▶ _EXERCISE PROMPT_:
Using the entries that follow, collect the lines where the word "value" appears.

▶ _MATERIALS PROVIDED_:
--- Start ---
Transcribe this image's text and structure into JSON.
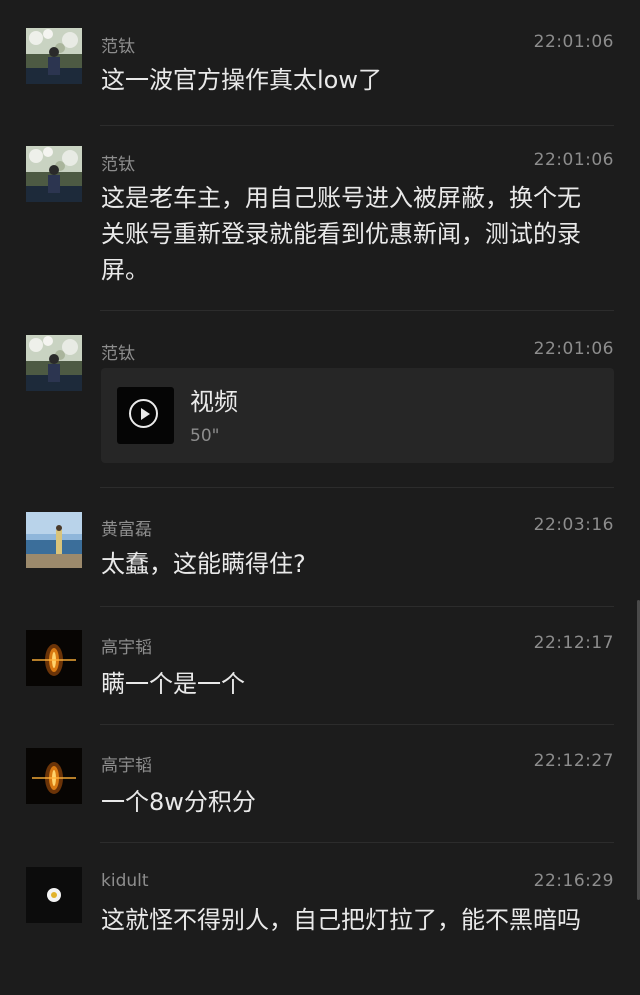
{
  "messages": [
    {
      "name": "范钛",
      "time": "22:01:06",
      "text": "这一波官方操作真太low了",
      "avatar_icon": "avatar-photo-flowers"
    },
    {
      "name": "范钛",
      "time": "22:01:06",
      "text": "这是老车主，用自己账号进入被屏蔽，换个无关账号重新登录就能看到优惠新闻，测试的录屏。",
      "avatar_icon": "avatar-photo-flowers"
    },
    {
      "name": "范钛",
      "time": "22:01:06",
      "video": {
        "title": "视频",
        "duration": "50\""
      },
      "avatar_icon": "avatar-photo-flowers"
    },
    {
      "name": "黄富磊",
      "time": "22:03:16",
      "text": "太蠢，这能瞒得住?",
      "avatar_icon": "avatar-photo-lake"
    },
    {
      "name": "高宇韬",
      "time": "22:12:17",
      "text": "瞒一个是一个",
      "avatar_icon": "avatar-fire-orb"
    },
    {
      "name": "高宇韬",
      "time": "22:12:27",
      "text": "一个8w分积分",
      "avatar_icon": "avatar-fire-orb"
    },
    {
      "name": "kidult",
      "time": "22:16:29",
      "text": "这就怪不得别人，自己把灯拉了，能不黑暗吗",
      "avatar_icon": "avatar-daisy"
    }
  ],
  "colors": {
    "background": "#1c1c1c",
    "text": "#e9e9e9",
    "meta": "#8d8d8d",
    "card": "#262626"
  }
}
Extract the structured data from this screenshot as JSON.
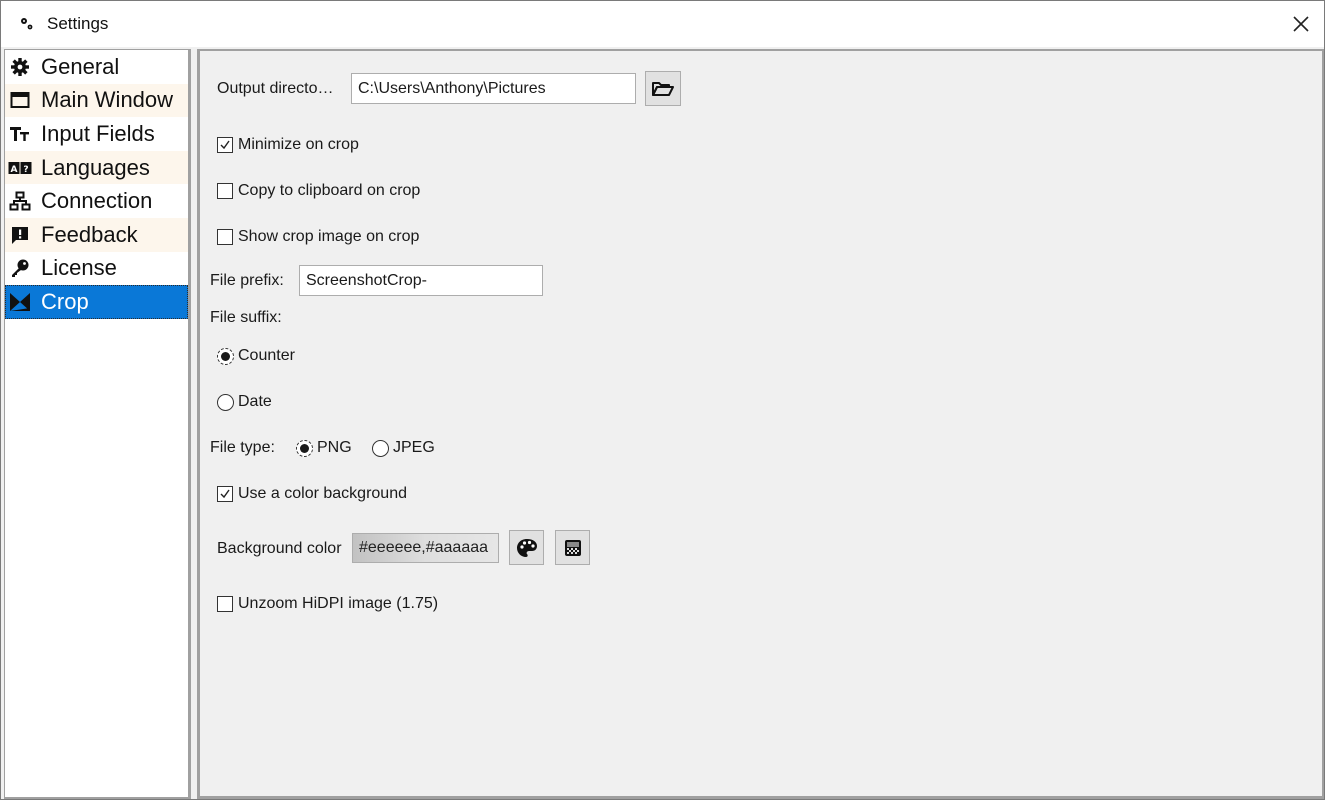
{
  "window": {
    "title": "Settings",
    "icon": "settings-gears-icon",
    "close_icon": "close-icon"
  },
  "sidebar": {
    "selected": "Crop",
    "items": [
      {
        "label": "General",
        "icon": "gear-icon"
      },
      {
        "label": "Main Window",
        "icon": "window-icon"
      },
      {
        "label": "Input Fields",
        "icon": "text-size-icon"
      },
      {
        "label": "Languages",
        "icon": "translate-icon"
      },
      {
        "label": "Connection",
        "icon": "network-icon"
      },
      {
        "label": "Feedback",
        "icon": "feedback-icon"
      },
      {
        "label": "License",
        "icon": "key-icon"
      },
      {
        "label": "Crop",
        "icon": "crop-icon"
      }
    ]
  },
  "crop": {
    "output_directory": {
      "label": "Output directo…",
      "value": "C:\\Users\\Anthony\\Pictures",
      "browse_icon": "folder-open-icon"
    },
    "minimize_on_crop": {
      "label": "Minimize on crop",
      "checked": true
    },
    "copy_to_clipboard": {
      "label": "Copy to clipboard on crop",
      "checked": false
    },
    "show_crop_image": {
      "label": "Show crop image on crop",
      "checked": false
    },
    "file_prefix": {
      "label": "File prefix:",
      "value": "ScreenshotCrop-"
    },
    "file_suffix": {
      "label": "File suffix:",
      "options": [
        {
          "label": "Counter",
          "selected": true
        },
        {
          "label": "Date",
          "selected": false
        }
      ]
    },
    "file_type": {
      "label": "File type:",
      "options": [
        {
          "label": "PNG",
          "selected": true
        },
        {
          "label": "JPEG",
          "selected": false
        }
      ]
    },
    "use_color_background": {
      "label": "Use a color background",
      "checked": true
    },
    "background_color": {
      "label": "Background color",
      "value": "#eeeeee,#aaaaaa",
      "palette_icon": "palette-icon",
      "pattern_icon": "pattern-icon"
    },
    "unzoom_hidpi": {
      "label": "Unzoom HiDPI image (1.75)",
      "checked": false
    }
  },
  "colors": {
    "selection": "#0a78d7",
    "alt_row": "#fdf6ec",
    "panel_bg": "#f0f0f0"
  }
}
--- End ---
▶ _FINISHED EXERCISE_:
      "value": "C:\\Users\\Anthony\\Pictures",
      "value": "ScreenshotCrop-"
      "value": "#eeeeee,#aaaaaa",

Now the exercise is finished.